▶ TASK DIRECTIONS:
Give the number of lines that include the word "平方厘米", and nothing else.

::: INPUT ROWS

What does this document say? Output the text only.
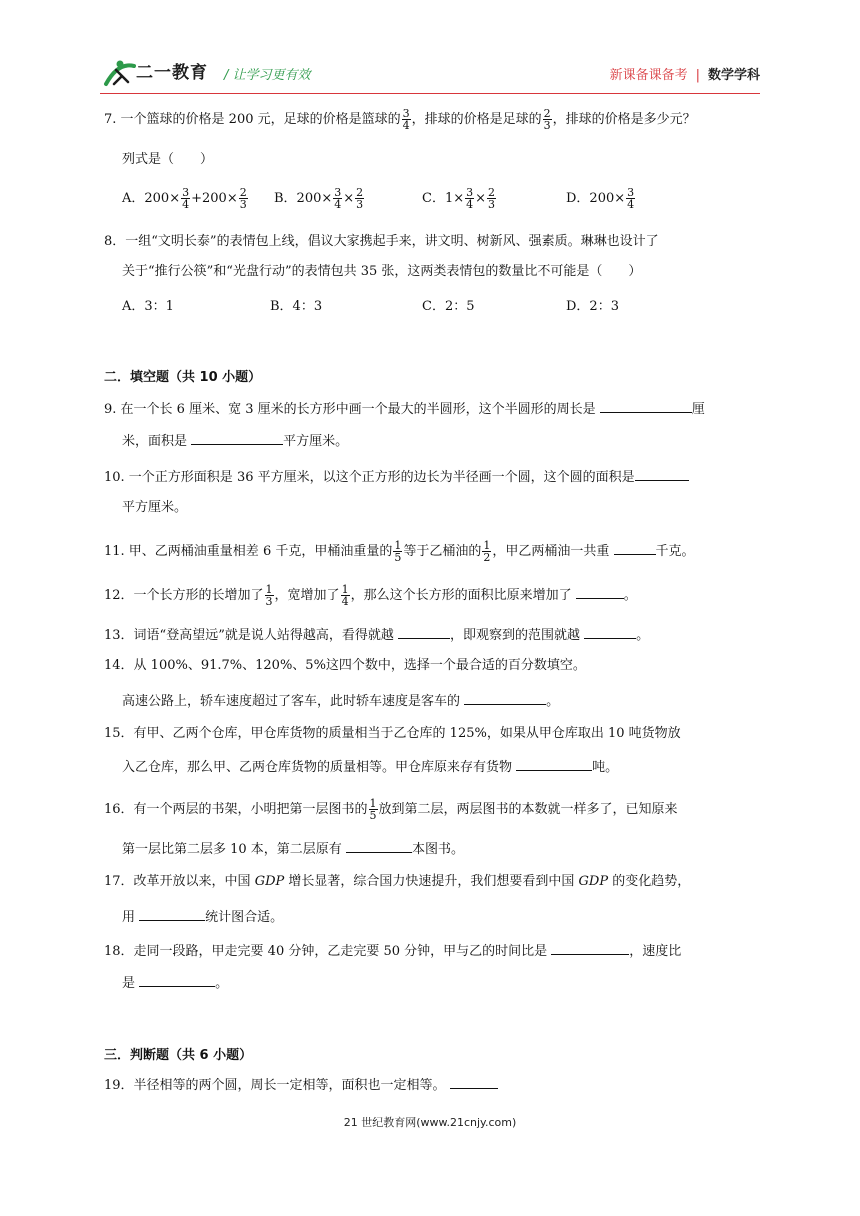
二一教育 / 让学习更有效	新课备课备考 | 数学学科
7. 一个篮球的价格是 200 元，足球的价格是篮球的 $\frac{3}{4}$ ，排球的价格是足球的 $\frac{2}{3}$ ，排球的价格是多少元？
列式是（　　）
A．$200\times \frac{3}{4} +200\times \frac{2}{3}$ B．$200\times \frac{3}{4} \times \frac{2}{3}$	C．$1\times \frac{3}{4} \times \frac{2}{3}$	D．$200\times \frac{3}{4}$
8．一组“文明长泰”的表情包上线，倡议大家携起手来，讲文明、树新风、强素质。琳琳也设计了
关于“推行公筷”和“光盘行动”的表情包共 35 张，这两类表情包的数量比不可能是（　　）
A．3：1	B．4：3	C．2：5	D．2：3
二．填空题（共 10 小题）
9. 在一个长 6 厘米、宽 3 厘米的长方形中画一个最大的半圆形，这个半圆形的周长是	厘
米，面积是	平方厘米。
10. 一个正方形面积是 36 平方厘米，以这个正方形的边长为半径画一个圆，这个圆的面积是
平方厘米。
11. 甲、乙两桶油重量相差 6 千克，甲桶油重量的 $\frac{1}{5}$ 等于乙桶油的 $\frac{1}{2}$ ，甲乙两桶油一共重	千克。
12．一个长方形的长增加了 $\frac{1}{3}$ ，宽增加了 $\frac{1}{4}$ ，那么这个长方形的面积比原来增加了	。
13．词语“登高望远”就是说人站得越高，看得就越	，即观察到的范围就越	。
14．从 100%、91.7%、120%、5%这四个数中，选择一个最合适的百分数填空。
高速公路上，轿车速度超过了客车，此时轿车速度是客车的	。
15．有甲、乙两个仓库，甲仓库货物的质量相当于乙仓库的 125%，如果从甲仓库取出 10 吨货物放
入乙仓库，那么甲、乙两仓库货物的质量相等。甲仓库原来存有货物	吨。
16．有一个两层的书架，小明把第一层图书的 $\frac{1}{5}$ 放到第二层，两层图书的本数就一样多了，已知原来
第一层比第二层多 10 本，第二层原有	本图书。
17．改革开放以来，中国 GDP 增长显著，综合国力快速提升，我们想要看到中国 GDP 的变化趋势，
用	统计图合适。
18．走同一段路，甲走完要 40 分钟，乙走完要 50 分钟，甲与乙的时间比是	，速度比
是	。
三．判断题（共 6 小题）
19．半径相等的两个圆，周长一定相等，面积也一定相等。
21 世纪教育网(www.21cnjy.com)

::::::

▶ TASK SOLUTION:
3